## Your goal
Please give the listing again, word for word, with nothing left out.

## Data for this exercise
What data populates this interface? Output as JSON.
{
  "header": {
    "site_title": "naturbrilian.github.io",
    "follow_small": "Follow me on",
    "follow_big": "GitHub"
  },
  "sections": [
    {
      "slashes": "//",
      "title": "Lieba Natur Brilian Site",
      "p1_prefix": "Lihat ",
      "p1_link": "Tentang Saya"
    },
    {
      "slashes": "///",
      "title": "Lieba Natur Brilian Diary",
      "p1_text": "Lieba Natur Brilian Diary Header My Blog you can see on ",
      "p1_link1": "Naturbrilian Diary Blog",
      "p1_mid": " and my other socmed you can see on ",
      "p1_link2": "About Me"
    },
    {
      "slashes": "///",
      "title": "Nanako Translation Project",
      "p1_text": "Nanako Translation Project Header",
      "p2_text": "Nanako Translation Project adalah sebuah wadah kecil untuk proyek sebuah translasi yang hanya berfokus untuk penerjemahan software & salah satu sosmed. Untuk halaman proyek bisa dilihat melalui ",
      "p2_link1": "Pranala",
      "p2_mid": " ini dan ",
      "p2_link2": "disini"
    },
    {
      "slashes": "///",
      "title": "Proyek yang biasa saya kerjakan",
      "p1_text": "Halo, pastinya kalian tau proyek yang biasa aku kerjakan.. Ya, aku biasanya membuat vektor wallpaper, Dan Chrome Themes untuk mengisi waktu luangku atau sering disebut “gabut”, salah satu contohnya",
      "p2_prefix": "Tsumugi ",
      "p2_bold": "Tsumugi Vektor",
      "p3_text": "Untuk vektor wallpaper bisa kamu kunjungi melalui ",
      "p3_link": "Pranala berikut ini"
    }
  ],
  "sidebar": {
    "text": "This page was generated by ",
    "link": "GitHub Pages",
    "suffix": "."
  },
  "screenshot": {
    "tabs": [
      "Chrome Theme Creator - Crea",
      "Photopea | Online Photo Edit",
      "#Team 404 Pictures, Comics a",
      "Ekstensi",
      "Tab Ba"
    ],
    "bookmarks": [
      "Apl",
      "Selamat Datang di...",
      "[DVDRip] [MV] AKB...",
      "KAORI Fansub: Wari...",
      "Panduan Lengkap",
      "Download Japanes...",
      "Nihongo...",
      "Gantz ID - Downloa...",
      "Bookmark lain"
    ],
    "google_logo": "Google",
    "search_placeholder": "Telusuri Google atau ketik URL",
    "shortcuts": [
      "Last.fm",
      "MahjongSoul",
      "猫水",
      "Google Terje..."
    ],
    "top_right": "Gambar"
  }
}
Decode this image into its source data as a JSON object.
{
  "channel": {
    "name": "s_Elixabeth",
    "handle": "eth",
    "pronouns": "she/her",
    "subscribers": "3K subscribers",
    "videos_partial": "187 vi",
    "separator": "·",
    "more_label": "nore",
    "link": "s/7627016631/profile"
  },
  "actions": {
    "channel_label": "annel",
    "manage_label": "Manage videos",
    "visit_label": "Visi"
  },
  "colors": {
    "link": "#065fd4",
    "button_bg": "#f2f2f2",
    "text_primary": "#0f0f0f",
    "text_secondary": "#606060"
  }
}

## Complete answer
What data populates this interface? Output as JSON.
{
  "header": {
    "site_title": "naturbrilian.github.io",
    "follow_small": "Follow me on",
    "follow_big": "GitHub"
  },
  "sections": [
    {
      "slashes": "//",
      "title": "Lieba Natur Brilian Site",
      "p1_prefix": "Lihat ",
      "p1_link": "Tentang Saya"
    },
    {
      "slashes": "///",
      "title": "Lieba Natur Brilian Diary",
      "p1_text": "Lieba Natur Brilian Diary Header My Blog you can see on ",
      "p1_link1": "Naturbrilian Diary Blog",
      "p1_mid": " and my other socmed you can see on ",
      "p1_link2": "About Me"
    },
    {
      "slashes": "///",
      "title": "Nanako Translation Project",
      "p1_text": "Nanako Translation Project Header",
      "p2_text": "Nanako Translation Project adalah sebuah wadah kecil untuk proyek sebuah translasi yang hanya berfokus untuk penerjemahan software & salah satu sosmed. Untuk halaman proyek bisa dilihat melalui ",
      "p2_link1": "Pranala",
      "p2_mid": " ini dan ",
      "p2_link2": "disini"
    },
    {
      "slashes": "///",
      "title": "Proyek yang biasa saya kerjakan",
      "p1_text": "Halo, pastinya kalian tau proyek yang biasa aku kerjakan.. Ya, aku biasanya membuat vektor wallpaper, Dan Chrome Themes untuk mengisi waktu luangku atau sering disebut “gabut”, salah satu contohnya",
      "p2_prefix": "Tsumugi ",
      "p2_bold": "Tsumugi Vektor",
      "p3_text": "Untuk vektor wallpaper bisa kamu kunjungi melalui ",
      "p3_link": "Pranala berikut ini"
    }
  ],
  "sidebar": {
    "text": "This page was generated by ",
    "link": "GitHub Pages",
    "suffix": "."
  },
  "screenshot": {
    "tabs": [
      "Chrome Theme Creator - Crea",
      "Photopea | Online Photo Edit",
      "#Team 404 Pictures, Comics a",
      "Ekstensi",
      "Tab Ba"
    ],
    "bookmarks": [
      "Apl",
      "Selamat Datang di...",
      "[DVDRip] [MV] AKB...",
      "KAORI Fansub: Wari...",
      "Panduan Lengkap",
      "Download Japanes...",
      "Nihongo...",
      "Gantz ID - Downloa...",
      "Bookmark lain"
    ],
    "google_logo": "Google",
    "search_placeholder": "Telusuri Google atau ketik URL",
    "shortcuts": [
      "Last.fm",
      "MahjongSoul",
      "猫水",
      "Google Terje..."
    ],
    "top_right": "Gambar"
  }
}
Decode this image into its source data as a JSON object.
{
  "channel": {
    "name": "s_Elixabeth",
    "handle": "eth",
    "pronouns": "she/her",
    "subscribers": "3K subscribers",
    "videos_partial": "187 vi",
    "separator": "·",
    "more_label": "nore",
    "link": "s/7627016631/profile"
  },
  "actions": {
    "channel_label": "annel",
    "manage_label": "Manage videos",
    "visit_label": "Visi"
  },
  "colors": {
    "link": "#065fd4",
    "button_bg": "#f2f2f2",
    "text_primary": "#0f0f0f",
    "text_secondary": "#606060"
  }
}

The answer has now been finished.